**WRITTEN REQUEST**
Pictures do not belong in the copy; restate the records below word for word.

** START OF DATA SHOWN **

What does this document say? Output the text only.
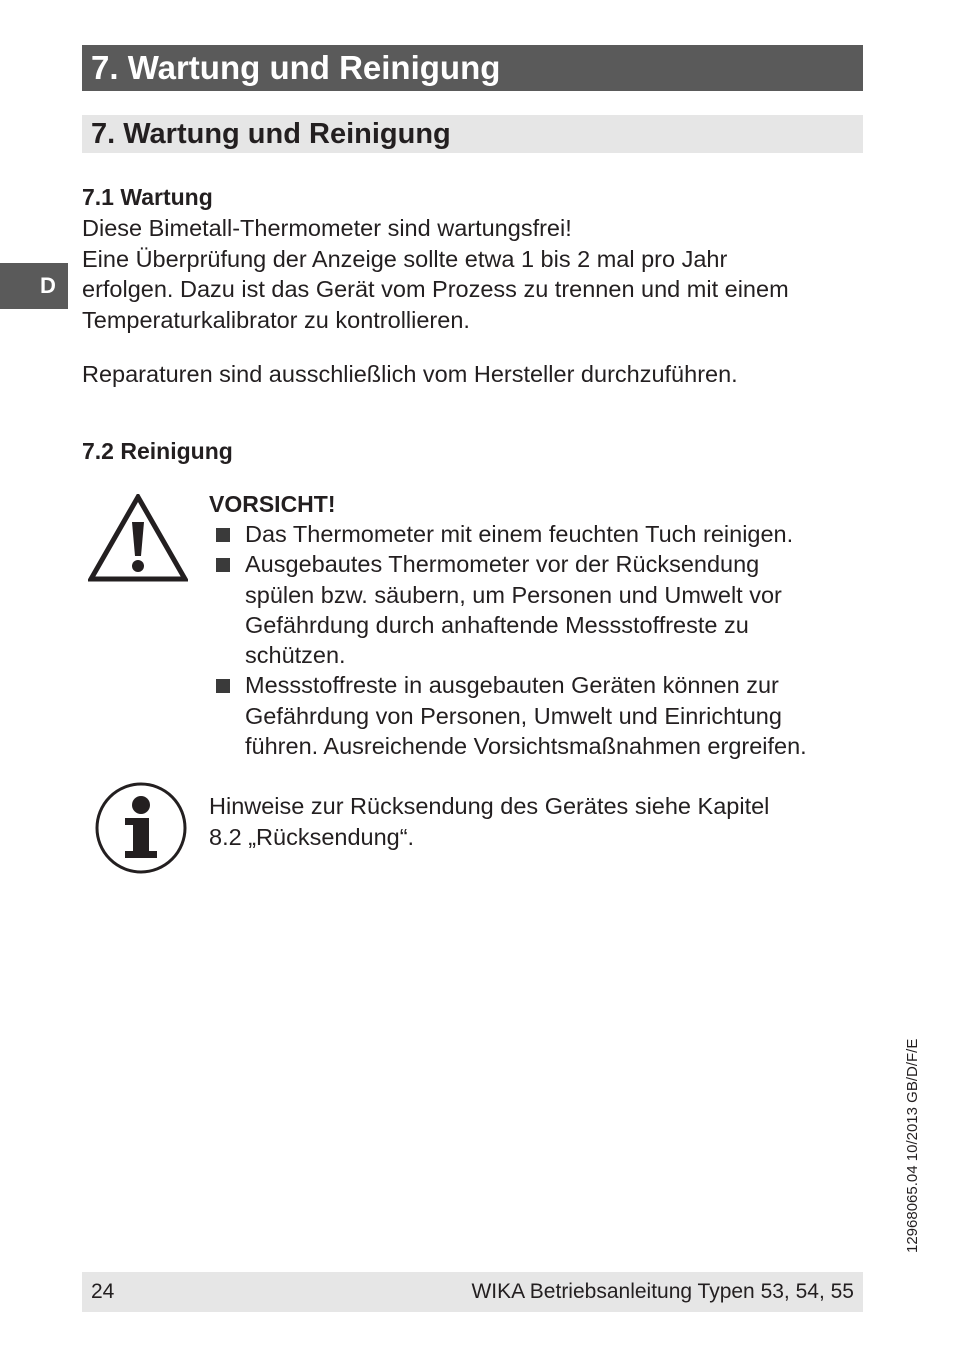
7. Wartung und Reinigung
7. Wartung und Reinigung
D
7.1 Wartung
Diese Bimetall-Thermometer sind wartungsfrei!
Eine Überprüfung der Anzeige sollte etwa 1 bis 2 mal pro Jahr
erfolgen. Dazu ist das Gerät vom Prozess zu trennen und mit einem
Temperaturkalibrator zu kontrollieren.
Reparaturen sind ausschließlich vom Hersteller durchzuführen.
7.2 Reinigung
VORSICHT!
Das Thermometer mit einem feuchten Tuch reinigen.
Ausgebautes Thermometer vor der Rücksendung
spülen bzw. säubern, um Personen und Umwelt vor
Gefährdung durch anhaftende Messstoffreste zu
schützen.
Messstoffreste in ausgebauten Geräten können zur
Gefährdung von Personen, Umwelt und Einrichtung
führen. Ausreichende Vorsichtsmaßnahmen ergreifen.
Hinweise zur Rücksendung des Gerätes siehe Kapitel
8.2 „Rücksendung“.
12968065.04 10/2013 GB/D/F/E
24	WIKA Betriebsanleitung Typen 53, 54, 55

** END OF DATA SHOWN **

**WRITTEN SOLUTION**
What does this document say? Output the text only.
7. Wartung und Reinigung
7. Wartung und Reinigung
D
7.1 Wartung
Diese Bimetall-Thermometer sind wartungsfrei!
Eine Überprüfung der Anzeige sollte etwa 1 bis 2 mal pro Jahr
erfolgen. Dazu ist das Gerät vom Prozess zu trennen und mit einem
Temperaturkalibrator zu kontrollieren.
Reparaturen sind ausschließlich vom Hersteller durchzuführen.
7.2 Reinigung
VORSICHT!
Das Thermometer mit einem feuchten Tuch reinigen.
Ausgebautes Thermometer vor der Rücksendung
spülen bzw. säubern, um Personen und Umwelt vor
Gefährdung durch anhaftende Messstoffreste zu
schützen.
Messstoffreste in ausgebauten Geräten können zur
Gefährdung von Personen, Umwelt und Einrichtung
führen. Ausreichende Vorsichtsmaßnahmen ergreifen.
Hinweise zur Rücksendung des Gerätes siehe Kapitel
8.2 „Rücksendung“.
12968065.04 10/2013 GB/D/F/E
24	WIKA Betriebsanleitung Typen 53, 54, 55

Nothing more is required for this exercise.